■ Written task ■
Continue the passage on saving and loading Keras models with custom objects, picking up right after its last line.

***** Extracted text *****

In order to save/load a model with custom-defined layers, or a subclassed model,
you should overwrite the `get_config` and optionally `from_config` methods.
Additionally, you should use register the custom object so that Keras is aware of it.
**Custom functions**
Custom-defined functions (e.g. activation loss or initialization) do not need
a `get_config` method. The function name is sufficient for loading as long
as it is registered as a custom object.
**Loading the TensorFlow graph only**
It's possible to load the TensorFlow graph generated by the Keras. If you
do so, you won't need to provide any `custom_objects`. You can do so like
this:
"""
model.save("my_model")
tensorflow_graph = tf.saved_model.load("my_model")
x = np.random.uniform(size=(4, 32)).astype(np.float32)
predicted = tensorflow_graph(x).numpy()
"""
Note that this method has several drawbacks:
* For traceability reasons, you should always have access to the custom
objects that were used. You wouldn't want to put in production a model
that you cannot re-create.
* The object returned by `tf.saved_model.load` isn't a Keras model. So it's
not as easy to use. For example, you won't have access to `.predict()` or `.fit()`
Even if its use is discouraged, it can help you if you're in a tight spot,
for example, if you lost the code of your custom objects or have issues
loading the model with `tf.keras.models.load_model()`.
You can find out more in
the [page about `tf.saved_model.load`](https://www.tensorflow.org/api_docs/python/tf/saved_model/load)
"""
"""
#### Defining the config methods
Specifications:
* `get_config` should return a JSON-serializable dictionary in order to be
compatible with the Keras architecture- and model-saving APIs.

***** Data rows *****

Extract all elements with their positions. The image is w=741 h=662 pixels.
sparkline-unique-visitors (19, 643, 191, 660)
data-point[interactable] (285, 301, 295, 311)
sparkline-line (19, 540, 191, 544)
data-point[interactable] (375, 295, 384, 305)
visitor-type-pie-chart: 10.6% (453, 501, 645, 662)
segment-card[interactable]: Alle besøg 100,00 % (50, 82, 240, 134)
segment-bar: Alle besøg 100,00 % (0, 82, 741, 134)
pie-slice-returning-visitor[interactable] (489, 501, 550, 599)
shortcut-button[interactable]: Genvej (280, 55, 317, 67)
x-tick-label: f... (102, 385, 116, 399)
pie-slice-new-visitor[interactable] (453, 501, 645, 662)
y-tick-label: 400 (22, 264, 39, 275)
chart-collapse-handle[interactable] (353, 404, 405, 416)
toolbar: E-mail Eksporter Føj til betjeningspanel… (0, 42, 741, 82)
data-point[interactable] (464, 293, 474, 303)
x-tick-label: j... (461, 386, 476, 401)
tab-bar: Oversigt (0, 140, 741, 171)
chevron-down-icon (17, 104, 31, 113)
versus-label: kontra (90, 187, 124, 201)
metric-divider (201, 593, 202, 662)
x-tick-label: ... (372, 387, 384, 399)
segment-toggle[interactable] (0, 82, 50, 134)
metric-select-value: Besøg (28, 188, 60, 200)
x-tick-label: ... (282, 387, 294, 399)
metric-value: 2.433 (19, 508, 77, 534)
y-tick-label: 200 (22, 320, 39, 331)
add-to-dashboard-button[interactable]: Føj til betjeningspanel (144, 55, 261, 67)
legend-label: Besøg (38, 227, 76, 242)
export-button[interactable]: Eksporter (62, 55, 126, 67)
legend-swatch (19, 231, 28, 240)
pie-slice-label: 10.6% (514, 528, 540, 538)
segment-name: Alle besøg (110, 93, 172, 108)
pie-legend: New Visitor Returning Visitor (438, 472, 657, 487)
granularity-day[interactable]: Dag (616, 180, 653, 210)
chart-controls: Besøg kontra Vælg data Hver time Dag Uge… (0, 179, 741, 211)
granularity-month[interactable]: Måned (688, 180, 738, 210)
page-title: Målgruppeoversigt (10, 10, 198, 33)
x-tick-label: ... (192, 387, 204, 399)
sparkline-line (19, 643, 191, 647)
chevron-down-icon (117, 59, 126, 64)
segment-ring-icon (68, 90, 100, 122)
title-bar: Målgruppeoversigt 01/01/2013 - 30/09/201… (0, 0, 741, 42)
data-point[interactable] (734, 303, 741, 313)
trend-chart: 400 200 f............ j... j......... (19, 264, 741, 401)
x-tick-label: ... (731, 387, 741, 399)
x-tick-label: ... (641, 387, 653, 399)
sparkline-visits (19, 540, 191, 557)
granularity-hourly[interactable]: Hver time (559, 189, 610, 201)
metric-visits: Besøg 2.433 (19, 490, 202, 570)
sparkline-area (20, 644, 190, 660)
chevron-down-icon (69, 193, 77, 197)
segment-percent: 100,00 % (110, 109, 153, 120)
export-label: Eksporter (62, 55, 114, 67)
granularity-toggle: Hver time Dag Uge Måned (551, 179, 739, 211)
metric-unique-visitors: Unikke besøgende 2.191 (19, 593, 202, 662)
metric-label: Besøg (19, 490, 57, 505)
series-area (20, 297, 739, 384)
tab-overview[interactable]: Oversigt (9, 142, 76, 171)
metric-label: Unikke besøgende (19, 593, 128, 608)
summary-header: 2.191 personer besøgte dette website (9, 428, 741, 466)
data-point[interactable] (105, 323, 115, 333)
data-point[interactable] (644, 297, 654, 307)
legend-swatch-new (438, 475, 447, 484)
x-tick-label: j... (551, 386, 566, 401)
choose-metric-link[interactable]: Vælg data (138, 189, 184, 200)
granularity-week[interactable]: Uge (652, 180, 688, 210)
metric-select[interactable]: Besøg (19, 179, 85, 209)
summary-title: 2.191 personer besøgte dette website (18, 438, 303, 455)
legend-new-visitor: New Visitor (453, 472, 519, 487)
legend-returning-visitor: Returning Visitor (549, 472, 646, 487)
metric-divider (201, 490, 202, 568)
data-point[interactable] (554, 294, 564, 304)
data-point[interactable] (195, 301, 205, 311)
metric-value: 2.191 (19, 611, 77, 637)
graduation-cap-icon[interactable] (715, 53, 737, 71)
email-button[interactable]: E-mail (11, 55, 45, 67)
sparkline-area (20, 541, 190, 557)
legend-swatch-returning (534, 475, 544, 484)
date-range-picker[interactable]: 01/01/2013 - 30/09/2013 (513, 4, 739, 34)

*****

■ Reply to the exercise ■
* `from_config(config)` (`classmethod`) should return a new layer or model
object that is created from the config.
The default implementation returns `cls(**config)`.
**Example:**
"""
class CustomLayer(keras.layers.Layer):
def __init__(self, a):
self.var = tf.Variable(a, name="var_a")
def call(self, inputs, training=False):
if training:
return inputs * self.var
else:
return inputs
def get_config(self):
return {"a": self.var.numpy()}
# There's actually no need to define `from_config` here, since returning
# `cls(**config)` is the default behavior.
@classmethod
def from_config(cls, config):
return cls(**config)
layer = CustomLayer(5)
layer.var.assign(2)
serialized_layer = keras.layers.serialize(layer)
new_layer = keras.layers.deserialize(
serialized_layer, custom_objects={"CustomLayer": CustomLayer}
)
"""
#### Registering the custom object
Keras keeps a note of which class generated the config.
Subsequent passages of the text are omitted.